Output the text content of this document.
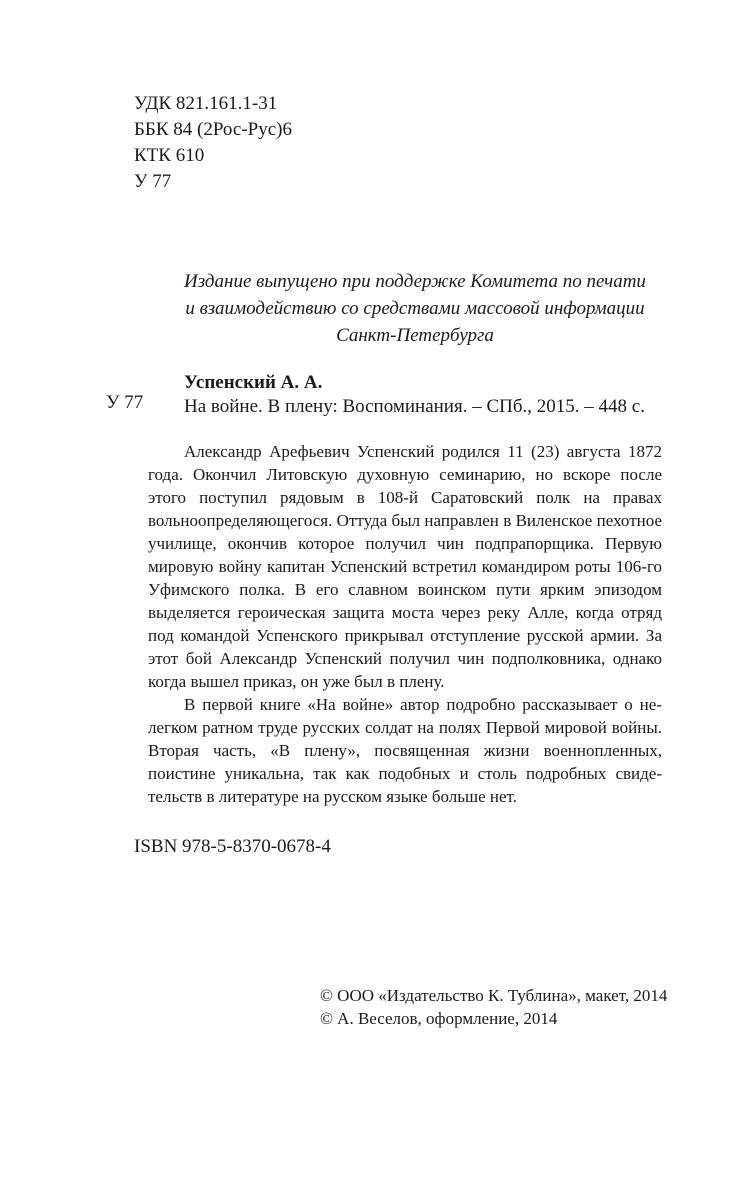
УДК 821.161.1-31
ББК 84 (2Рос-Рус)6
КТК 610
У 77
Издание выпущено при поддержке Комитета по печати
и взаимодействию со средствами массовой информации
Санкт-Петербурга
Успенский А. А.
У 77 На войне. В плену: Воспоминания. – СПб., 2015. – 448 с.

Александр Арефьевич Успенский родился 11 (23) августа 1872 года. Окончил Литовскую духовную семинарию, но вскоре после этого поступил рядовым в 108-й Саратовский полк на правах вольноопределяющегося. Оттуда был направлен в Виленское пехотное училище, окончив которое получил чин подпрапорщика. Первую мировую войну капитан Успенский встретил командиром роты 106-го Уфимского полка. В его славном воинском пути ярким эпизодом выделяется героическая защита моста через реку Алле, когда отряд под командой Успенского прикрывал отступление русской армии. За этот бой Александр Успенский получил чин подполковника, однако когда вышел приказ, он уже был в плену.

В первой книге «На войне» автор подробно рассказывает о нелегком ратном труде русских солдат на полях Первой мировой войны. Вторая часть, «В плену», посвященная жизни военнопленных, поистине уникальна, так как подобных и столь подробных свидетельств в литературе на русском языке больше нет.

ISBN 978-5-8370-0678-4
© ООО «Издательство К. Тублина», макет, 2014
© А. Веселов, оформление, 2014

(GOAL) Pull out every line containing "плену".

(RESULT)
У 77 На войне. В плену: Воспоминания. – СПб., 2015. – 448 с.
Александр Арефьевич Успенский родился 11 (23) августа 1872 года. Окончил Литовскую духовную семинарию, но вскоре после этого поступил рядовым в 108-й Саратовский полк на правах вольноопределяющегося. Оттуда был направлен в Виленское пехотное училище, окончив которое получил чин подпрапорщика. Первую мировую войну капитан Успенский встретил командиром роты 106-го Уфимского полка. В его славном воинском пути ярким эпизодом выделяется героическая защита моста через реку Алле, когда отряд под командой Успенского прикрывал отступление русской армии. За этот бой Александр Успенский получил чин подполковника, однако когда вышел приказ, он уже был в плену.
В первой книге «На войне» автор подробно рассказывает о нелегком ратном труде русских солдат на полях Первой мировой войны. Вторая часть, «В плену», посвященная жизни военнопленных, поистине уникальна, так как подобных и столь подробных свидетельств в литературе на русском языке больше нет.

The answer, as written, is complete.